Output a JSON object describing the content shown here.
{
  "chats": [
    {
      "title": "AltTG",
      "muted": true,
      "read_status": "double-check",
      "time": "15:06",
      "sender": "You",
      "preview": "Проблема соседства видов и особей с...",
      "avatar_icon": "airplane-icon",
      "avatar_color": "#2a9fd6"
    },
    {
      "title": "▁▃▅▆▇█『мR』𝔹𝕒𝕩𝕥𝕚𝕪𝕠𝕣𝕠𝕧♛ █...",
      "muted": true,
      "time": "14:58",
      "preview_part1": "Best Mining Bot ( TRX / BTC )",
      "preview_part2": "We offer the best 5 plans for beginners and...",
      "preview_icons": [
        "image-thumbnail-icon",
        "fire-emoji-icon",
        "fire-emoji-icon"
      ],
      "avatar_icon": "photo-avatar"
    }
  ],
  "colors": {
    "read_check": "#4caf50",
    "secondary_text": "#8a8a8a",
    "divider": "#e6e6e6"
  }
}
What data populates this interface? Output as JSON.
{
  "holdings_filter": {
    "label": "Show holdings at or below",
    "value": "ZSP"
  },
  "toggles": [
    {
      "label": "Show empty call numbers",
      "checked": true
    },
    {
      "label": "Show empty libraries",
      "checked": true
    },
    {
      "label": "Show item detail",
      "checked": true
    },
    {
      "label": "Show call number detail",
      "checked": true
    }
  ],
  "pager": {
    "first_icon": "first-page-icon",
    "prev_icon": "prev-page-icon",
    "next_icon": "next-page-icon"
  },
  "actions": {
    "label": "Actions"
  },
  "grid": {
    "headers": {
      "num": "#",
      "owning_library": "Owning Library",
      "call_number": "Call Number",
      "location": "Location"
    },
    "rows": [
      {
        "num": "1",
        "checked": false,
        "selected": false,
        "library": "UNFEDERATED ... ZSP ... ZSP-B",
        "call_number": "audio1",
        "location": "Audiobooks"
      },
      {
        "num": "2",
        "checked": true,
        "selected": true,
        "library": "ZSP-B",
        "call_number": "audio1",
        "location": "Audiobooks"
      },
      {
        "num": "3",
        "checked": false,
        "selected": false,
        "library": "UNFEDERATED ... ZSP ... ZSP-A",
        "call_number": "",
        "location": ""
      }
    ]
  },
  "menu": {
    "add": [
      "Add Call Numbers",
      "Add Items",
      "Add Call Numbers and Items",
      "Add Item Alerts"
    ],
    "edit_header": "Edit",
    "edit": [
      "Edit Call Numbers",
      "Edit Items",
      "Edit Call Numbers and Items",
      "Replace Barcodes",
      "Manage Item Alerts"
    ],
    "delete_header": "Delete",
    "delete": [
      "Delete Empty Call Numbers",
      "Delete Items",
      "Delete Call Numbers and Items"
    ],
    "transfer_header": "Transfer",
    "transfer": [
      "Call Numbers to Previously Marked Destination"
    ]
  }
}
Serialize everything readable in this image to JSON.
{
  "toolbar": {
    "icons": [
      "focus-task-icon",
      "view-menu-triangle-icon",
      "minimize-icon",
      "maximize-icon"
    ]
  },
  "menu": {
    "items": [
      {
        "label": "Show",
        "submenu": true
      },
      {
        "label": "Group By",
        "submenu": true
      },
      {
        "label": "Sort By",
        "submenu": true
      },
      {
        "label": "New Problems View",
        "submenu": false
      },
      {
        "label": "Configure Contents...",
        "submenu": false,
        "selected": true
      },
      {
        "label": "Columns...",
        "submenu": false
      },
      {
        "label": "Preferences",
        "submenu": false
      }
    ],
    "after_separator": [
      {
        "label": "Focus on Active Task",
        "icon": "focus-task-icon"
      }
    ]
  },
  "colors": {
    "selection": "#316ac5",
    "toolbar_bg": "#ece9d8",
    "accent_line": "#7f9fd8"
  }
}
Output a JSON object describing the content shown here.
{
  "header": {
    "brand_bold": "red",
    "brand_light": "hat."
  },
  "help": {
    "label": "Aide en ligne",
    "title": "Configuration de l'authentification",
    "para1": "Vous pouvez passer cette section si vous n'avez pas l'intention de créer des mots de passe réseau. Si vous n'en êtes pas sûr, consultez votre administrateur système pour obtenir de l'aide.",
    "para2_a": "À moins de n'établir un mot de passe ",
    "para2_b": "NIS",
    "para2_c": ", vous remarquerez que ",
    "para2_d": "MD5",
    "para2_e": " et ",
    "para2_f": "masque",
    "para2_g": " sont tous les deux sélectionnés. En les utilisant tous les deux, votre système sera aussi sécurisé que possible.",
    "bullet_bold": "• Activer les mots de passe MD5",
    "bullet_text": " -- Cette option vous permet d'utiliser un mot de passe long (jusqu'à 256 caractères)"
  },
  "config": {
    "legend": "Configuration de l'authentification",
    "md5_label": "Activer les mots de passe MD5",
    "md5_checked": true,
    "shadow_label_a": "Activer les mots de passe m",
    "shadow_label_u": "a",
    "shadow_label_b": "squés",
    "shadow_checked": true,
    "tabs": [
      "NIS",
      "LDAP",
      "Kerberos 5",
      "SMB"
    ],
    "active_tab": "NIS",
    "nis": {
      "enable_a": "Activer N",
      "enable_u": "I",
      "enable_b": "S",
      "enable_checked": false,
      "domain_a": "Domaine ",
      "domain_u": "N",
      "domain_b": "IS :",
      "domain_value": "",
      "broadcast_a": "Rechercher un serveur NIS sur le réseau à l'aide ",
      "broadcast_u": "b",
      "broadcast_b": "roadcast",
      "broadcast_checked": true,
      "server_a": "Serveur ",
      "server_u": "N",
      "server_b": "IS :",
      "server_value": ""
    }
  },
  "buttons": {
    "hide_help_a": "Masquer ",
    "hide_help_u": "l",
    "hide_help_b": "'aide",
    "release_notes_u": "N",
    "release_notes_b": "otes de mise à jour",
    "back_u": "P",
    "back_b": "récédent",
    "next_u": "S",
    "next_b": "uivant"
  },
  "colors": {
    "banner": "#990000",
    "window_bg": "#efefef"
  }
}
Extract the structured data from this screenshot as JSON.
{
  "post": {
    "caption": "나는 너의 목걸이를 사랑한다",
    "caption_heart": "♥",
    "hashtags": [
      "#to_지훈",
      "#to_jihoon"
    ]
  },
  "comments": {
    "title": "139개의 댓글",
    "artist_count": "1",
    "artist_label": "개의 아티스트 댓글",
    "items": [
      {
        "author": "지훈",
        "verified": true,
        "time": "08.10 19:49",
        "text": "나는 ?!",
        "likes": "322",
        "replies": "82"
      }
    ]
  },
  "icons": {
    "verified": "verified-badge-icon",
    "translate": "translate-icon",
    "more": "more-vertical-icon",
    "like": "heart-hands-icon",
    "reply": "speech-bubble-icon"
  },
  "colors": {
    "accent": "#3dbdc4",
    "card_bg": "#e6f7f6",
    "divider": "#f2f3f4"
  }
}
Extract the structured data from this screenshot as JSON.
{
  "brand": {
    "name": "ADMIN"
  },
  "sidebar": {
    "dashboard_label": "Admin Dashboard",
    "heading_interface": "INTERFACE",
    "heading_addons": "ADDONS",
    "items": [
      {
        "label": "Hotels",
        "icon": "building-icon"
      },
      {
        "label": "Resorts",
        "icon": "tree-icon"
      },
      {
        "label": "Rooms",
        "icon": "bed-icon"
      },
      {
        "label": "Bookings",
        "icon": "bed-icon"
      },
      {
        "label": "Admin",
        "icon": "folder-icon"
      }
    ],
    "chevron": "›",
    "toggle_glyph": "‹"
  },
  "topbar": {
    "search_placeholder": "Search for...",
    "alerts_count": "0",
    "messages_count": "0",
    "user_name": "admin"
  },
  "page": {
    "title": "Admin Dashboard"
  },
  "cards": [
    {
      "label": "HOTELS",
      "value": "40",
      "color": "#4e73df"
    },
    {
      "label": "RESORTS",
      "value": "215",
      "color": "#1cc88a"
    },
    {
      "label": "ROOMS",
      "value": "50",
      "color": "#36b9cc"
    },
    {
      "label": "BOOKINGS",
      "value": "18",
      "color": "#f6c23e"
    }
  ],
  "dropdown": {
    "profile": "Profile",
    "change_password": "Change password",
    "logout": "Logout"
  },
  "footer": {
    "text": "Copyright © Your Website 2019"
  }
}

....

**EXERCISE TASK:** List the lines of the entries that include "système".

**ANSWER:**
    "para1": "Vous pouvez passer cette section si vous n'avez pas l'intention de créer des mots de passe réseau. Si vous n'en êtes pas sûr, consultez votre administrateur système pour obtenir de l'aide.",
    "para2_g": " sont tous les deux sélectionnés. En les utilisant tous les deux, votre système sera aussi sécurisé que possible.",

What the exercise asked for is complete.